- _Stored items from a collection_
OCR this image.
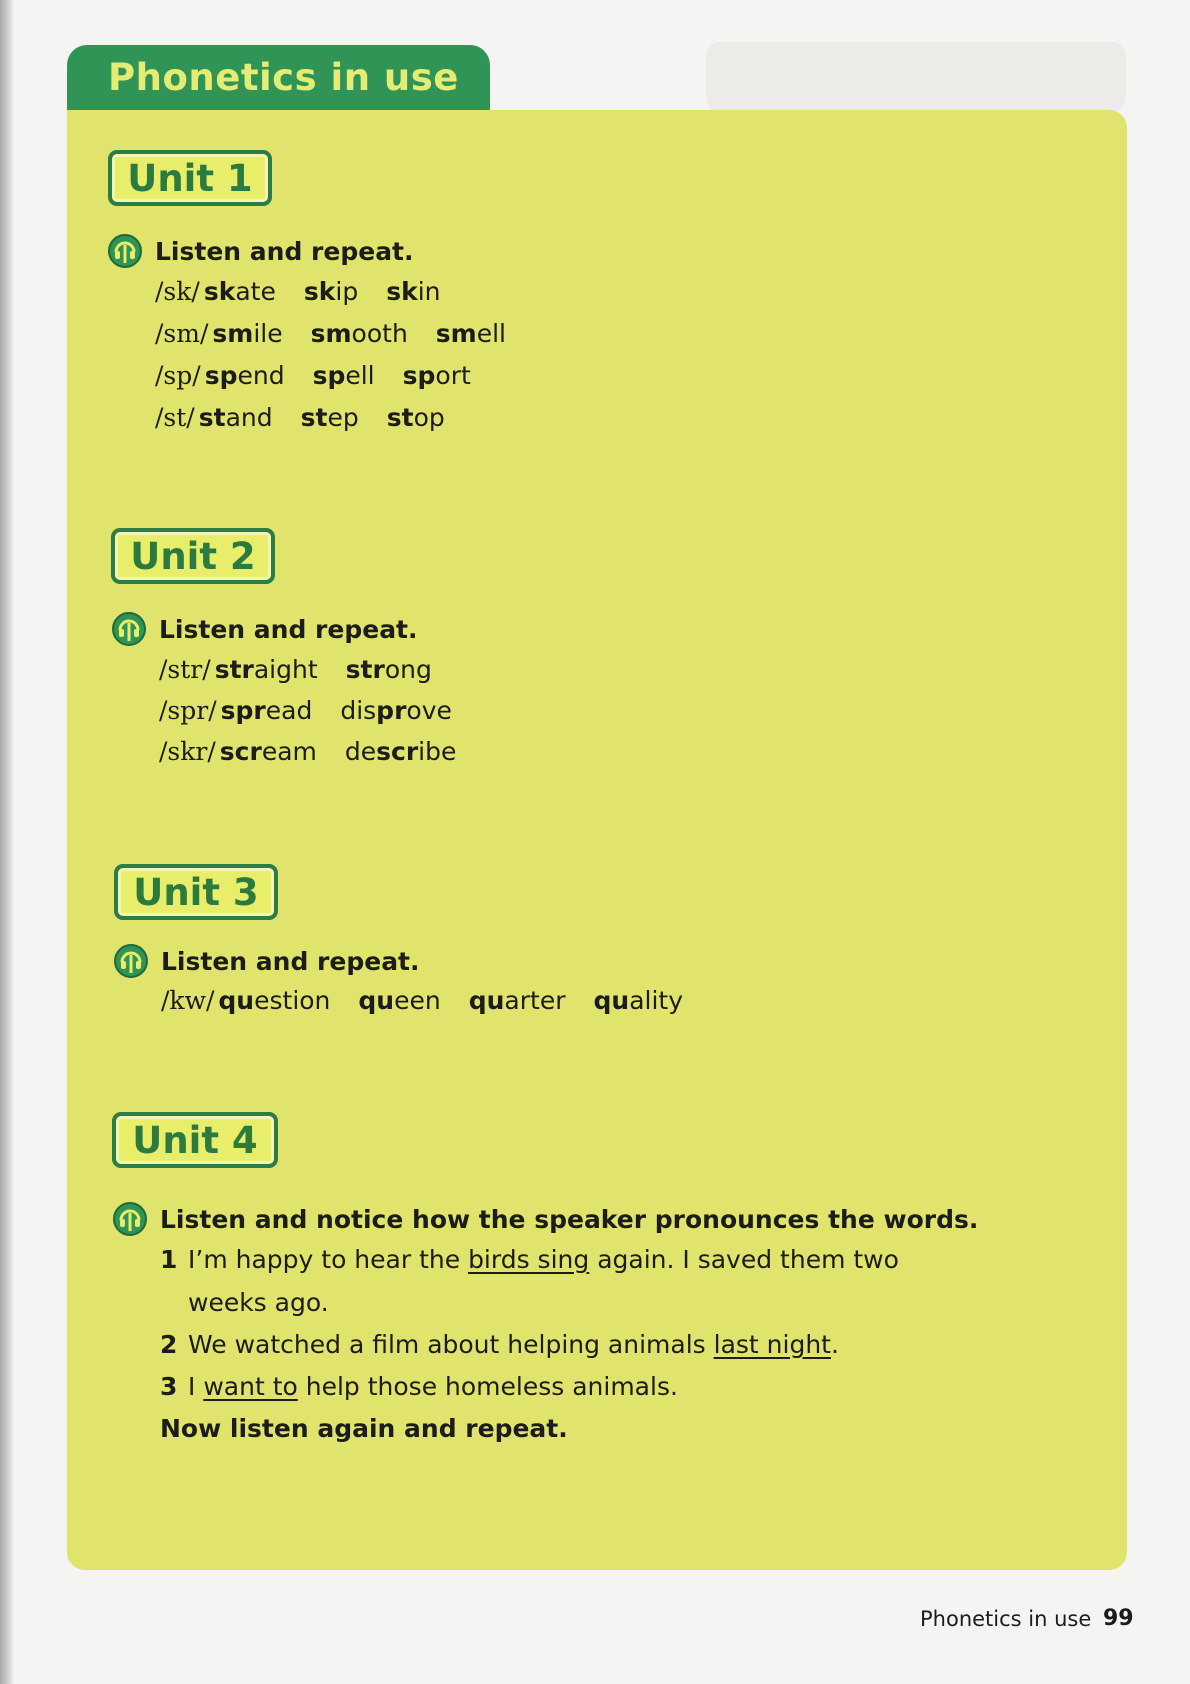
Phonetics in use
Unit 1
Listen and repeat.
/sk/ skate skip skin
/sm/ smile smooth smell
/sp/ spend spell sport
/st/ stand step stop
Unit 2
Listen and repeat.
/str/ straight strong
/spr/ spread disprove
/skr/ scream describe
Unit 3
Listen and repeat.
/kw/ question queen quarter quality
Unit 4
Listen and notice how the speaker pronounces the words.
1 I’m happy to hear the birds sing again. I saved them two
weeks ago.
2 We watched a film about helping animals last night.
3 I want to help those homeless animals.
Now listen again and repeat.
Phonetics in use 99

- _Problem to work on_
Omit each picture, then return all of the listing exactly as it stands.

- _Answer for the task_
OCR this image.
Phonetics in use
Unit 1
Listen and repeat.
/sk/ skate skip skin
/sm/ smile smooth smell
/sp/ spend spell sport
/st/ stand step stop
Unit 2
Listen and repeat.
/str/ straight strong
/spr/ spread disprove
/skr/ scream describe
Unit 3
Listen and repeat.
/kw/ question queen quarter quality
Unit 4
Listen and notice how the speaker pronounces the words.
1 I’m happy to hear the birds sing again. I saved them two
weeks ago.
2 We watched a film about helping animals last night.
3 I want to help those homeless animals.
Now listen again and repeat.
Phonetics in use 99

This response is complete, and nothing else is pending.